Task directions →
Your task is to repeat the lines below exactly, excluding any pictures they contain.
-- start of Extracted data --
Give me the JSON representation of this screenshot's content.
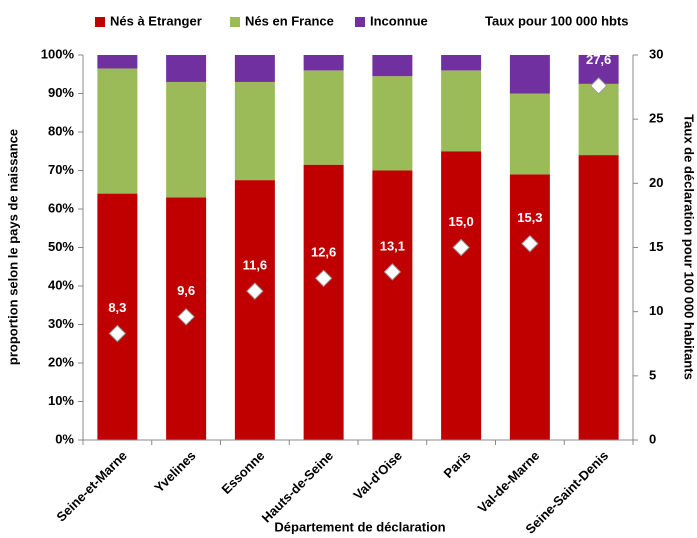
{
  "chart_data": {
    "type": "stacked_bar",
    "x_label": "Département de déclaration",
    "y_label": "proportion selon le pays de naissance",
    "y2_label": "Taux de déclaration pour 100 000 habitants",
    "categories": [
      "Seine-et-Marne",
      "Yvelines",
      "Essonne",
      "Hauts-de-Seine",
      "Val-d'Oise",
      "Paris",
      "Val-de-Marne",
      "Seine-Saint-Denis"
    ],
    "series": [
      {
        "name": "Nés à Etranger",
        "color": "#c00000",
        "values": [
          64,
          63,
          67.5,
          71.5,
          70,
          75,
          69,
          74
        ]
      },
      {
        "name": "Nés en France",
        "color": "#9bbb59",
        "values": [
          32.5,
          30,
          25.5,
          24.5,
          24.5,
          21,
          21,
          18.5
        ]
      },
      {
        "name": "Inconnue",
        "color": "#7030a0",
        "values": [
          3.5,
          7,
          7,
          4,
          5.5,
          4,
          10,
          7.5
        ]
      },
      {
        "name": "Taux pour 100 000 hbts",
        "color": "#ffffff",
        "type": "scatter",
        "axis": "y2",
        "values": [
          8.3,
          9.6,
          11.6,
          12.6,
          13.1,
          15.0,
          15.3,
          27.6
        ],
        "value_labels": [
          "8,3",
          "9,6",
          "11,6",
          "12,6",
          "13,1",
          "15,0",
          "15,3",
          "27,6"
        ]
      }
    ],
    "ylim": [
      0,
      100
    ],
    "yticks": [
      {
        "value": 0,
        "label": "0%"
      },
      {
        "value": 10,
        "label": "10%"
      },
      {
        "value": 20,
        "label": "20%"
      },
      {
        "value": 30,
        "label": "30%"
      },
      {
        "value": 40,
        "label": "40%"
      },
      {
        "value": 50,
        "label": "50%"
      },
      {
        "value": 60,
        "label": "60%"
      },
      {
        "value": 70,
        "label": "70%"
      },
      {
        "value": 80,
        "label": "80%"
      },
      {
        "value": 90,
        "label": "90%"
      },
      {
        "value": 100,
        "label": "100%"
      }
    ],
    "y2lim": [
      0,
      30
    ],
    "y2ticks": [
      0,
      5,
      10,
      15,
      20,
      25,
      30
    ],
    "legend": "top"
  }
}
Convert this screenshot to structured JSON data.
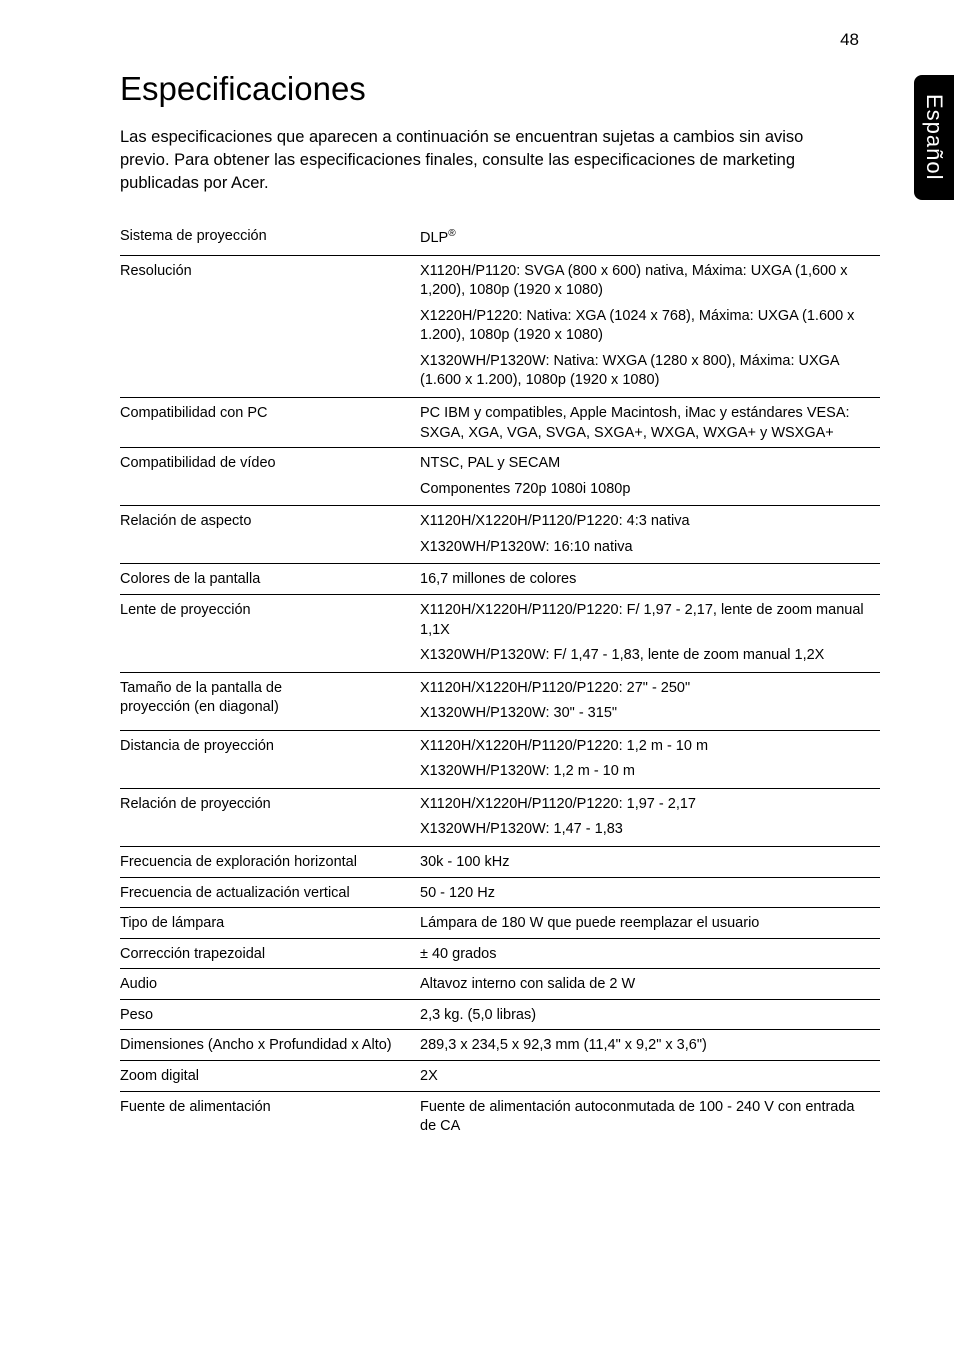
{
  "page_number": "48",
  "side_tab": "Español",
  "title": "Especificaciones",
  "intro": "Las especificaciones que aparecen a continuación se encuentran sujetas a cambios sin aviso previo. Para obtener las especificaciones finales, consulte las especificaciones de marketing publicadas por Acer.",
  "rows": {
    "r0": {
      "label": "Sistema de proyección",
      "v1": "DLP",
      "sup": "®"
    },
    "r1": {
      "label": "Resolución",
      "p1": "X1120H/P1120: SVGA (800 x 600) nativa, Máxima: UXGA (1,600 x 1,200), 1080p (1920 x 1080)",
      "p2": "X1220H/P1220: Nativa: XGA (1024 x 768), Máxima: UXGA (1.600 x 1.200), 1080p (1920 x 1080)",
      "p3": "X1320WH/P1320W: Nativa: WXGA (1280 x 800), Máxima: UXGA (1.600 x 1.200), 1080p (1920 x 1080)"
    },
    "r2": {
      "label": "Compatibilidad con PC",
      "v": "PC IBM y compatibles, Apple Macintosh, iMac y estándares VESA: SXGA, XGA, VGA, SVGA, SXGA+, WXGA, WXGA+ y WSXGA+"
    },
    "r3": {
      "label": "Compatibilidad de vídeo",
      "p1": "NTSC, PAL y SECAM",
      "p2": "Componentes 720p 1080i 1080p"
    },
    "r4": {
      "label": "Relación de aspecto",
      "p1": "X1120H/X1220H/P1120/P1220: 4:3 nativa",
      "p2": "X1320WH/P1320W: 16:10 nativa"
    },
    "r5": {
      "label": "Colores de la pantalla",
      "v": "16,7 millones de colores"
    },
    "r6": {
      "label": "Lente de proyección",
      "p1": "X1120H/X1220H/P1120/P1220: F/ 1,97 - 2,17, lente de zoom manual 1,1X",
      "p2": "X1320WH/P1320W: F/ 1,47 - 1,83, lente de zoom manual 1,2X"
    },
    "r7": {
      "label1": "Tamaño de la pantalla de",
      "label2": "proyección (en diagonal)",
      "p1": "X1120H/X1220H/P1120/P1220: 27\" - 250\"",
      "p2": "X1320WH/P1320W: 30\" - 315\""
    },
    "r8": {
      "label": "Distancia de proyección",
      "p1": "X1120H/X1220H/P1120/P1220: 1,2 m - 10 m",
      "p2": "X1320WH/P1320W: 1,2 m - 10 m"
    },
    "r9": {
      "label": "Relación de proyección",
      "p1": "X1120H/X1220H/P1120/P1220: 1,97 - 2,17",
      "p2": "X1320WH/P1320W: 1,47 - 1,83"
    },
    "r10": {
      "label": "Frecuencia de exploración horizontal",
      "v": "30k - 100 kHz"
    },
    "r11": {
      "label": "Frecuencia de actualización vertical",
      "v": "50 - 120 Hz"
    },
    "r12": {
      "label": "Tipo de lámpara",
      "v": "Lámpara de 180 W que puede reemplazar el usuario"
    },
    "r13": {
      "label": "Corrección trapezoidal",
      "v": "± 40 grados"
    },
    "r14": {
      "label": "Audio",
      "v": "Altavoz interno con salida de 2 W"
    },
    "r15": {
      "label": "Peso",
      "v": "2,3 kg. (5,0 libras)"
    },
    "r16": {
      "label": "Dimensiones (Ancho x Profundidad x Alto)",
      "v": "289,3 x 234,5 x 92,3 mm (11,4\" x 9,2\" x 3,6\")"
    },
    "r17": {
      "label": "Zoom digital",
      "v": "2X"
    },
    "r18": {
      "label": "Fuente de alimentación",
      "v": "Fuente de alimentación autoconmutada de 100 - 240 V con entrada de CA"
    }
  }
}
-- end of Extracted data --
Solution to this exercise →
Give me the JSON representation of this screenshot's content.
{
  "chart_data": {
    "type": "stacked_bar",
    "x_label": "Département de déclaration",
    "y_label": "proportion selon le pays de naissance",
    "y2_label": "Taux de déclaration pour 100 000 habitants",
    "categories": [
      "Seine-et-Marne",
      "Yvelines",
      "Essonne",
      "Hauts-de-Seine",
      "Val-d'Oise",
      "Paris",
      "Val-de-Marne",
      "Seine-Saint-Denis"
    ],
    "series": [
      {
        "name": "Nés à Etranger",
        "color": "#c00000",
        "values": [
          64,
          63,
          67.5,
          71.5,
          70,
          75,
          69,
          74
        ]
      },
      {
        "name": "Nés en France",
        "color": "#9bbb59",
        "values": [
          32.5,
          30,
          25.5,
          24.5,
          24.5,
          21,
          21,
          18.5
        ]
      },
      {
        "name": "Inconnue",
        "color": "#7030a0",
        "values": [
          3.5,
          7,
          7,
          4,
          5.5,
          4,
          10,
          7.5
        ]
      },
      {
        "name": "Taux pour 100 000 hbts",
        "color": "#ffffff",
        "type": "scatter",
        "axis": "y2",
        "values": [
          8.3,
          9.6,
          11.6,
          12.6,
          13.1,
          15.0,
          15.3,
          27.6
        ],
        "value_labels": [
          "8,3",
          "9,6",
          "11,6",
          "12,6",
          "13,1",
          "15,0",
          "15,3",
          "27,6"
        ]
      }
    ],
    "ylim": [
      0,
      100
    ],
    "yticks": [
      {
        "value": 0,
        "label": "0%"
      },
      {
        "value": 10,
        "label": "10%"
      },
      {
        "value": 20,
        "label": "20%"
      },
      {
        "value": 30,
        "label": "30%"
      },
      {
        "value": 40,
        "label": "40%"
      },
      {
        "value": 50,
        "label": "50%"
      },
      {
        "value": 60,
        "label": "60%"
      },
      {
        "value": 70,
        "label": "70%"
      },
      {
        "value": 80,
        "label": "80%"
      },
      {
        "value": 90,
        "label": "90%"
      },
      {
        "value": 100,
        "label": "100%"
      }
    ],
    "y2lim": [
      0,
      30
    ],
    "y2ticks": [
      0,
      5,
      10,
      15,
      20,
      25,
      30
    ],
    "legend": "top"
  }
}
Convert this screenshot to structured JSON data.
{
  "page_number": "48",
  "side_tab": "Español",
  "title": "Especificaciones",
  "intro": "Las especificaciones que aparecen a continuación se encuentran sujetas a cambios sin aviso previo. Para obtener las especificaciones finales, consulte las especificaciones de marketing publicadas por Acer.",
  "rows": {
    "r0": {
      "label": "Sistema de proyección",
      "v1": "DLP",
      "sup": "®"
    },
    "r1": {
      "label": "Resolución",
      "p1": "X1120H/P1120: SVGA (800 x 600) nativa, Máxima: UXGA (1,600 x 1,200), 1080p (1920 x 1080)",
      "p2": "X1220H/P1220: Nativa: XGA (1024 x 768), Máxima: UXGA (1.600 x 1.200), 1080p (1920 x 1080)",
      "p3": "X1320WH/P1320W: Nativa: WXGA (1280 x 800), Máxima: UXGA (1.600 x 1.200), 1080p (1920 x 1080)"
    },
    "r2": {
      "label": "Compatibilidad con PC",
      "v": "PC IBM y compatibles, Apple Macintosh, iMac y estándares VESA: SXGA, XGA, VGA, SVGA, SXGA+, WXGA, WXGA+ y WSXGA+"
    },
    "r3": {
      "label": "Compatibilidad de vídeo",
      "p1": "NTSC, PAL y SECAM",
      "p2": "Componentes 720p 1080i 1080p"
    },
    "r4": {
      "label": "Relación de aspecto",
      "p1": "X1120H/X1220H/P1120/P1220: 4:3 nativa",
      "p2": "X1320WH/P1320W: 16:10 nativa"
    },
    "r5": {
      "label": "Colores de la pantalla",
      "v": "16,7 millones de colores"
    },
    "r6": {
      "label": "Lente de proyección",
      "p1": "X1120H/X1220H/P1120/P1220: F/ 1,97 - 2,17, lente de zoom manual 1,1X",
      "p2": "X1320WH/P1320W: F/ 1,47 - 1,83, lente de zoom manual 1,2X"
    },
    "r7": {
      "label1": "Tamaño de la pantalla de",
      "label2": "proyección (en diagonal)",
      "p1": "X1120H/X1220H/P1120/P1220: 27\" - 250\"",
      "p2": "X1320WH/P1320W: 30\" - 315\""
    },
    "r8": {
      "label": "Distancia de proyección",
      "p1": "X1120H/X1220H/P1120/P1220: 1,2 m - 10 m",
      "p2": "X1320WH/P1320W: 1,2 m - 10 m"
    },
    "r9": {
      "label": "Relación de proyección",
      "p1": "X1120H/X1220H/P1120/P1220: 1,97 - 2,17",
      "p2": "X1320WH/P1320W: 1,47 - 1,83"
    },
    "r10": {
      "label": "Frecuencia de exploración horizontal",
      "v": "30k - 100 kHz"
    },
    "r11": {
      "label": "Frecuencia de actualización vertical",
      "v": "50 - 120 Hz"
    },
    "r12": {
      "label": "Tipo de lámpara",
      "v": "Lámpara de 180 W que puede reemplazar el usuario"
    },
    "r13": {
      "label": "Corrección trapezoidal",
      "v": "± 40 grados"
    },
    "r14": {
      "label": "Audio",
      "v": "Altavoz interno con salida de 2 W"
    },
    "r15": {
      "label": "Peso",
      "v": "2,3 kg. (5,0 libras)"
    },
    "r16": {
      "label": "Dimensiones (Ancho x Profundidad x Alto)",
      "v": "289,3 x 234,5 x 92,3 mm (11,4\" x 9,2\" x 3,6\")"
    },
    "r17": {
      "label": "Zoom digital",
      "v": "2X"
    },
    "r18": {
      "label": "Fuente de alimentación",
      "v": "Fuente de alimentación autoconmutada de 100 - 240 V con entrada de CA"
    }
  }
}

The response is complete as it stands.